## START

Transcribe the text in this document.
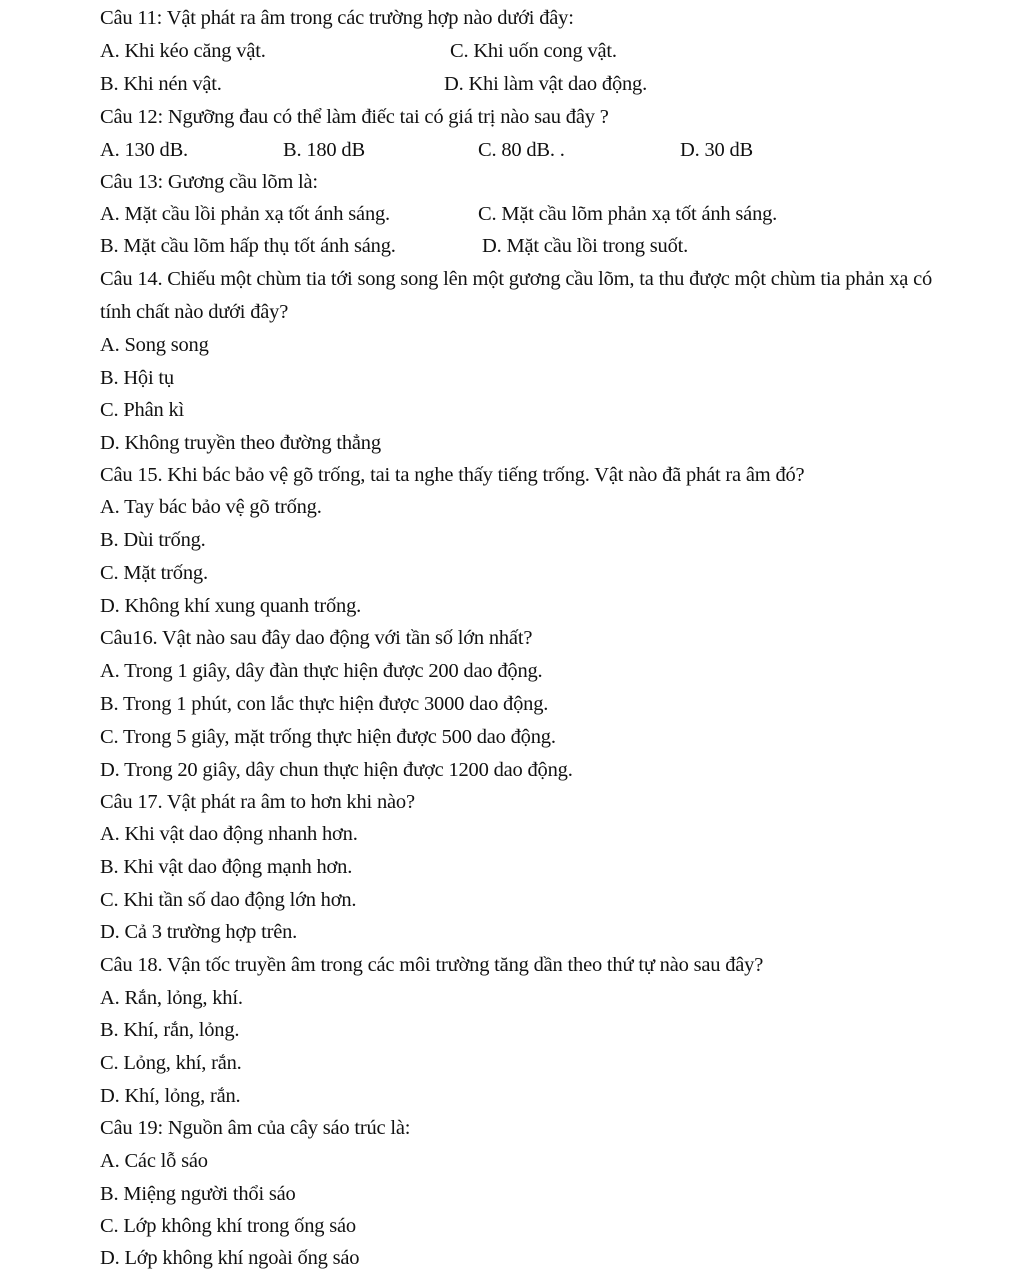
Câu 11: Vật phát ra âm trong các trường hợp nào dưới đây:
A. Khi kéo căng vật.	C. Khi uốn cong vật.
B. Khi nén vật.	D. Khi làm vật dao động.
Câu 12: Ngưỡng đau có thể làm điếc tai có giá trị nào sau đây ?
A. 130 dB.	B. 180 dB	C. 80 dB. .	D. 30 dB
Câu 13: Gương cầu lõm là:
A. Mặt cầu lồi phản xạ tốt ánh sáng.	C. Mặt cầu lõm phản xạ tốt ánh sáng.
B. Mặt cầu lõm hấp thụ tốt ánh sáng.	D. Mặt cầu lồi trong suốt.
Câu 14. Chiếu một chùm tia tới song song lên một gương cầu lõm, ta thu được một chùm tia phản xạ có
tính chất nào dưới đây?
A. Song song
B. Hội tụ
C. Phân kì
D. Không truyền theo đường thẳng
Câu 15. Khi bác bảo vệ gõ trống, tai ta nghe thấy tiếng trống. Vật nào đã phát ra âm đó?
A. Tay bác bảo vệ gõ trống.
B. Dùi trống.
C. Mặt trống.
D. Không khí xung quanh trống.
Câu16. Vật nào sau đây dao động với tần số lớn nhất?
A. Trong 1 giây, dây đàn thực hiện được 200 dao động.
B. Trong 1 phút, con lắc thực hiện được 3000 dao động.
C. Trong 5 giây, mặt trống thực hiện được 500 dao động.
D. Trong 20 giây, dây chun thực hiện được 1200 dao động.
Câu 17. Vật phát ra âm to hơn khi nào?
A. Khi vật dao động nhanh hơn.
B. Khi vật dao động mạnh hơn.
C. Khi tần số dao động lớn hơn.
D. Cả 3 trường hợp trên.
Câu 18. Vận tốc truyền âm trong các môi trường tăng dần theo thứ tự nào sau đây?
A. Rắn, lỏng, khí.
B. Khí, rắn, lỏng.
C. Lỏng, khí, rắn.
D. Khí, lỏng, rắn.
Câu 19: Nguồn âm của cây sáo trúc là:
A. Các lỗ sáo
B. Miệng người thổi sáo
C. Lớp không khí trong ống sáo
D. Lớp không khí ngoài ống sáo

## END

Identify and copy lines that hold the string "truyền".

▶ [WRITTEN REPLY]
D. Không truyền theo đường thẳng
Câu 18. Vận tốc truyền âm trong các môi trường tăng dần theo thứ tự nào sau đây?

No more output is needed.